SUPPLIED ENTRIES:
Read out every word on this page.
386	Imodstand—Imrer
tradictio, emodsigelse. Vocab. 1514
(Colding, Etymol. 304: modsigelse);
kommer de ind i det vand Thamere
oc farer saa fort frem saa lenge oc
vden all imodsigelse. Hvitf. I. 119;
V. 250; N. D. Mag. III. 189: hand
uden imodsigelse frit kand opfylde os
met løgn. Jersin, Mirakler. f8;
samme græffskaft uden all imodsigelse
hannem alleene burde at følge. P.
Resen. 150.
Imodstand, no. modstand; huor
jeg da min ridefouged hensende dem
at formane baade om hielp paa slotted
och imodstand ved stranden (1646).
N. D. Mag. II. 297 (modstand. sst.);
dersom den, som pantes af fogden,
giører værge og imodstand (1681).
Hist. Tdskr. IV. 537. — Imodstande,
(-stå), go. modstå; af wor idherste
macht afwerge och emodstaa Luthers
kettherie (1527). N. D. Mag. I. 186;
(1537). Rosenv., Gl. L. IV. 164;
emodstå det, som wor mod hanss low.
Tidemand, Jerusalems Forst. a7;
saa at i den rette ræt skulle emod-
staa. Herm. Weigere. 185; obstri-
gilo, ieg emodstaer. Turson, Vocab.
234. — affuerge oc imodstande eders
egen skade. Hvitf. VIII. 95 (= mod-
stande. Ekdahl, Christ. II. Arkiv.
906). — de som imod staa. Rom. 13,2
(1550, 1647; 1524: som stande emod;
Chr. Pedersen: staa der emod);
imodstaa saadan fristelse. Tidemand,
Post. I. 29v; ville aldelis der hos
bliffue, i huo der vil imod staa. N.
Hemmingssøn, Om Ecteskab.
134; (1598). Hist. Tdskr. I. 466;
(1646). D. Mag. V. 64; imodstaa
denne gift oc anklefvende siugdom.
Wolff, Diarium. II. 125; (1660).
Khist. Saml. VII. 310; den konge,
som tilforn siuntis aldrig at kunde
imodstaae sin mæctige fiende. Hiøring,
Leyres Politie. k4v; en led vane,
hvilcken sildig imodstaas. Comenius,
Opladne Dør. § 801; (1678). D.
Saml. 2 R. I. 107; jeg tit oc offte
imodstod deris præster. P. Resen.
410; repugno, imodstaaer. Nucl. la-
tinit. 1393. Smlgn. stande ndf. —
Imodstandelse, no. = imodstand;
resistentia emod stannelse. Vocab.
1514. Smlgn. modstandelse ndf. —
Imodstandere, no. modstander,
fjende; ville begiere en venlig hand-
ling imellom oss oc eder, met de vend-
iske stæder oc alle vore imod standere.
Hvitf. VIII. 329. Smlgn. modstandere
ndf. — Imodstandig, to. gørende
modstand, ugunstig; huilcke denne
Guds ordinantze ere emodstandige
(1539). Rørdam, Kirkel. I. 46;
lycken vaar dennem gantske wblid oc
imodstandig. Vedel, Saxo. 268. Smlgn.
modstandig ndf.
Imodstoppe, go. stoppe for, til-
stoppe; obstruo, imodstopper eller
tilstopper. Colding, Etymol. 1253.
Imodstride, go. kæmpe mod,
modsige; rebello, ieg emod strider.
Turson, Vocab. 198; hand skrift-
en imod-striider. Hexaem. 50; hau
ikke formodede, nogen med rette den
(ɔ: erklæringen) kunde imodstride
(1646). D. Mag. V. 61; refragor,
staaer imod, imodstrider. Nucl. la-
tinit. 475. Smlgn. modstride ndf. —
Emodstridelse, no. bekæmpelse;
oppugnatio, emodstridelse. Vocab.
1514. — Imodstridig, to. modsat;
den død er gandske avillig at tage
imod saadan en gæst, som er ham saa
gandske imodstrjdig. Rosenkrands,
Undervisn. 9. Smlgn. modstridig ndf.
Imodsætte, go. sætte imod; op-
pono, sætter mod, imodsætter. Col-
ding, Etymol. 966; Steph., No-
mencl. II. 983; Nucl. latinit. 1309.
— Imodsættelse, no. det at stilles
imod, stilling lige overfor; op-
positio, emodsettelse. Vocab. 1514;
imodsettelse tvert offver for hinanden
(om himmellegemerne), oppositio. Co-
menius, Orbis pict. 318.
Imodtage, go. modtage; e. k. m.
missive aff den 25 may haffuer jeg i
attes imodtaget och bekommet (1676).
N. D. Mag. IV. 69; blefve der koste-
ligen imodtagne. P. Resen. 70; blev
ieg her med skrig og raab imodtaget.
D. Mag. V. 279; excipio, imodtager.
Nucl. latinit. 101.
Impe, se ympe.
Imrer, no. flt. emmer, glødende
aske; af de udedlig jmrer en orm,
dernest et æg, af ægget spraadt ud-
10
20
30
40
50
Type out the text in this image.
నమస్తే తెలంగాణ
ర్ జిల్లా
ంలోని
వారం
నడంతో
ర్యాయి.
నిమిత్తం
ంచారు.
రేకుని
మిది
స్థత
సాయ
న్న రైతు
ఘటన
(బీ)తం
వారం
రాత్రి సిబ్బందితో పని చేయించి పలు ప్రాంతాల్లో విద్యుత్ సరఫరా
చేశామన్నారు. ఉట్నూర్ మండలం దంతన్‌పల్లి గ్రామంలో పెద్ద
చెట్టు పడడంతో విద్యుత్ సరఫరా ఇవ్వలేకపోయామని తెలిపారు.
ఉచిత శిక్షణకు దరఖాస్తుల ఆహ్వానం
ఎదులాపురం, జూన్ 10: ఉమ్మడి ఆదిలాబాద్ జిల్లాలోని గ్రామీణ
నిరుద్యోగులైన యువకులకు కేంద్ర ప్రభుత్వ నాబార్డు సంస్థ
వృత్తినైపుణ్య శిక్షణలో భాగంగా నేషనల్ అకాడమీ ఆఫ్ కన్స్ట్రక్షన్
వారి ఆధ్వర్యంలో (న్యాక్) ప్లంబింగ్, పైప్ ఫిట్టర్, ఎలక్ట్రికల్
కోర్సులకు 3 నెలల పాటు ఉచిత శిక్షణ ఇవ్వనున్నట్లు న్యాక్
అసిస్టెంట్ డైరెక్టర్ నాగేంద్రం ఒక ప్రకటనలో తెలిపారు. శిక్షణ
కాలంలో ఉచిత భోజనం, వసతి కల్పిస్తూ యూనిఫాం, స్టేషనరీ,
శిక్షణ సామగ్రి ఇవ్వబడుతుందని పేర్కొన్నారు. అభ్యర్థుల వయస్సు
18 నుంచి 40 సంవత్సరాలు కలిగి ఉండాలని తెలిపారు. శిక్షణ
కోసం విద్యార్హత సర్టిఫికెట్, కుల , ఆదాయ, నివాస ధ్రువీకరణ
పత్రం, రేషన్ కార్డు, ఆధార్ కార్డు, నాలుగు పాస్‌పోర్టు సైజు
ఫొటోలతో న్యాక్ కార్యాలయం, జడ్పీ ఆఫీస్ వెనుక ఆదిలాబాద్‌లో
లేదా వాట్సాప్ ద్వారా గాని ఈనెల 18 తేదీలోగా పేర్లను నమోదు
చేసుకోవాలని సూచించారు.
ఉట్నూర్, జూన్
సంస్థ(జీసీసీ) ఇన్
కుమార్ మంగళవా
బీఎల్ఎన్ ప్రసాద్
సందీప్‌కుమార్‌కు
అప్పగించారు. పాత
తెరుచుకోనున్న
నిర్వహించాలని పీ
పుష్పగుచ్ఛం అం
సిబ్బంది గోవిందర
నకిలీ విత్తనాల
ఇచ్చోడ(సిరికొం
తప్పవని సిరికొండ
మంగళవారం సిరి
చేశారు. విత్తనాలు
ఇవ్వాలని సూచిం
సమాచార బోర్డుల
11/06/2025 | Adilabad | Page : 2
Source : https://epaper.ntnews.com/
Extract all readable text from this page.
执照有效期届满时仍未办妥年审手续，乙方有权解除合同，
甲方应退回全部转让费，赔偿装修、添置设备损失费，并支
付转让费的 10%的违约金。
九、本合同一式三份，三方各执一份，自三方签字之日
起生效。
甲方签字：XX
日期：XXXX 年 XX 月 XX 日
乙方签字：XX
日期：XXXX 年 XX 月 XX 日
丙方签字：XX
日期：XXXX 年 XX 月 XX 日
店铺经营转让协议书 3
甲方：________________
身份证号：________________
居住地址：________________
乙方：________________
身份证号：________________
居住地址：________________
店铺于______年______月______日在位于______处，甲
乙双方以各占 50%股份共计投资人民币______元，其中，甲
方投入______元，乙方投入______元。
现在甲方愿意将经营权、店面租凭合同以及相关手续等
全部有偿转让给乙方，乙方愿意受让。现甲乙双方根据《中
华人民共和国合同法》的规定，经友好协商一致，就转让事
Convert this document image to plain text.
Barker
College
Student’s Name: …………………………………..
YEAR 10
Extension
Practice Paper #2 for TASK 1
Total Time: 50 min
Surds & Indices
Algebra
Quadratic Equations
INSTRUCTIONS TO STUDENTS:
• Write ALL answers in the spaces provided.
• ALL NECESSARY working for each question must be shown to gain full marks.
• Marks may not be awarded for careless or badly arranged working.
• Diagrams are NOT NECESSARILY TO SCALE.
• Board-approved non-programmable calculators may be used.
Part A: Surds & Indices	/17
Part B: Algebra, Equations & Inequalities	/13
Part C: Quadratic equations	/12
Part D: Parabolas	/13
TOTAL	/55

INSTRUCTIONS TO FOLLOW:
Lines in the records that hold the word "Hvitf" are to be counted; give only the total.

TASK ANSWER:
3